**GOAL**
Take every line where the string "nước" appears and copy it.

**PROVIDED RECORDS**
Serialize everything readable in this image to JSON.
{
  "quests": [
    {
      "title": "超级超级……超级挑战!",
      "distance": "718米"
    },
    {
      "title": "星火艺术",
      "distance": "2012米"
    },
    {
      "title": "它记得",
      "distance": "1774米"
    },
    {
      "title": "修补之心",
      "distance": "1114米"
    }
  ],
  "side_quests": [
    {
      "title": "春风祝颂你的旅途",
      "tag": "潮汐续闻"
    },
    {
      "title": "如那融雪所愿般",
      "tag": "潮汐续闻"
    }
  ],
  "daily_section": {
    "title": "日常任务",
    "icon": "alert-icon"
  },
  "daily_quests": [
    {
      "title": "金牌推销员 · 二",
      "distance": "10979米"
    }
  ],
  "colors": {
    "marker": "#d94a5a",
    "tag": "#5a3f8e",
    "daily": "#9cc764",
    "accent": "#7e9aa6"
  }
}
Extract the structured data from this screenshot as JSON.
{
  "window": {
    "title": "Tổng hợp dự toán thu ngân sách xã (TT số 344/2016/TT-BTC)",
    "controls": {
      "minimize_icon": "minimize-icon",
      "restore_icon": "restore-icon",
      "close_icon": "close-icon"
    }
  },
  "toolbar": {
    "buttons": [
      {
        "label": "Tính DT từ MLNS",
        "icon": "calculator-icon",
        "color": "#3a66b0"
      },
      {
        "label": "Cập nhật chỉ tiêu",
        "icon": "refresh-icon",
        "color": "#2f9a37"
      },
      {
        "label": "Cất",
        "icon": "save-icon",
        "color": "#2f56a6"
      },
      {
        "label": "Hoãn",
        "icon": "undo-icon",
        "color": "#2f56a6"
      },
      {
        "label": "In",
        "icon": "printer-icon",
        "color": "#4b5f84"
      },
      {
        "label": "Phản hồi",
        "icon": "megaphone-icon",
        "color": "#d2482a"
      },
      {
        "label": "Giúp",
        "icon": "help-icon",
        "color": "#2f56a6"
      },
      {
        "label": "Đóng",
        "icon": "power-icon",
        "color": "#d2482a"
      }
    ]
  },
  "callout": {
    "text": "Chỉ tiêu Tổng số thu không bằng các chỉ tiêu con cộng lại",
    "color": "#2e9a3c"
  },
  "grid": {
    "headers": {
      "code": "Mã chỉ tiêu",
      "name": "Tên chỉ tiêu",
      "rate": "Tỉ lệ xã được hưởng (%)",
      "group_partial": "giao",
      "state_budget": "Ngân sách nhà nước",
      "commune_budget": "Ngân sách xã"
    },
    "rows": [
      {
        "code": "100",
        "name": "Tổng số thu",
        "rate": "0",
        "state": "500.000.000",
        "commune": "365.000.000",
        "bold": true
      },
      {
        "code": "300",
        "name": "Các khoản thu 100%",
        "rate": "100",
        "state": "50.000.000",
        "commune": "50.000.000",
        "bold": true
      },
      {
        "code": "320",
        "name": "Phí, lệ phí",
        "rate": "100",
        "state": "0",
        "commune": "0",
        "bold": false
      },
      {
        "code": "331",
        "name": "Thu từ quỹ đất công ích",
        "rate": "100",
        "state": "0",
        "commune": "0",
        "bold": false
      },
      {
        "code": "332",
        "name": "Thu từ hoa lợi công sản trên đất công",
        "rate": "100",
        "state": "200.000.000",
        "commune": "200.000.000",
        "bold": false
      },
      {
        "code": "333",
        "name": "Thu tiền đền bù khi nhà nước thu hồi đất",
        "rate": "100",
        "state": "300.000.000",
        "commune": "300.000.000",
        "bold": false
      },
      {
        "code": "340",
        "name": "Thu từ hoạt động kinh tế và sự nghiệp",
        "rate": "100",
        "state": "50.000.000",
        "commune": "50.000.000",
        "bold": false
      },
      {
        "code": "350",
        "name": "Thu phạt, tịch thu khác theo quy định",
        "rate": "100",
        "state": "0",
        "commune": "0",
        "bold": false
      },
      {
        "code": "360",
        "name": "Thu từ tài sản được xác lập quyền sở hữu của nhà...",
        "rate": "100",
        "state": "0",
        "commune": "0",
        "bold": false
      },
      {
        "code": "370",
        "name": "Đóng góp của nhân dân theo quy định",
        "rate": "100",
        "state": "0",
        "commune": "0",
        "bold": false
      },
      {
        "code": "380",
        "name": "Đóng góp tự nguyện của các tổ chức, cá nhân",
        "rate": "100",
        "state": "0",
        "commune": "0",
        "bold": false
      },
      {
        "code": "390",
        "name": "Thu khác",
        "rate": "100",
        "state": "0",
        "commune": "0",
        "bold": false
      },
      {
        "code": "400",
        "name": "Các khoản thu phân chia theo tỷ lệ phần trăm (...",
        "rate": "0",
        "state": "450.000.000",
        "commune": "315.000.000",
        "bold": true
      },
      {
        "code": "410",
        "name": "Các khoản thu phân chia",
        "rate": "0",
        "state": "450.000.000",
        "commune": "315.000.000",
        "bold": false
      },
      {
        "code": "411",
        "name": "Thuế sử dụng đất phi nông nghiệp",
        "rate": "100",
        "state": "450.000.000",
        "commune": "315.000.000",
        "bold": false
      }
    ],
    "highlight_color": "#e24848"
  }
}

**REPLY**
      "state_budget": "Ngân sách nhà nước",
        "name": "Thu tiền đền bù khi nhà nước thu hồi đất",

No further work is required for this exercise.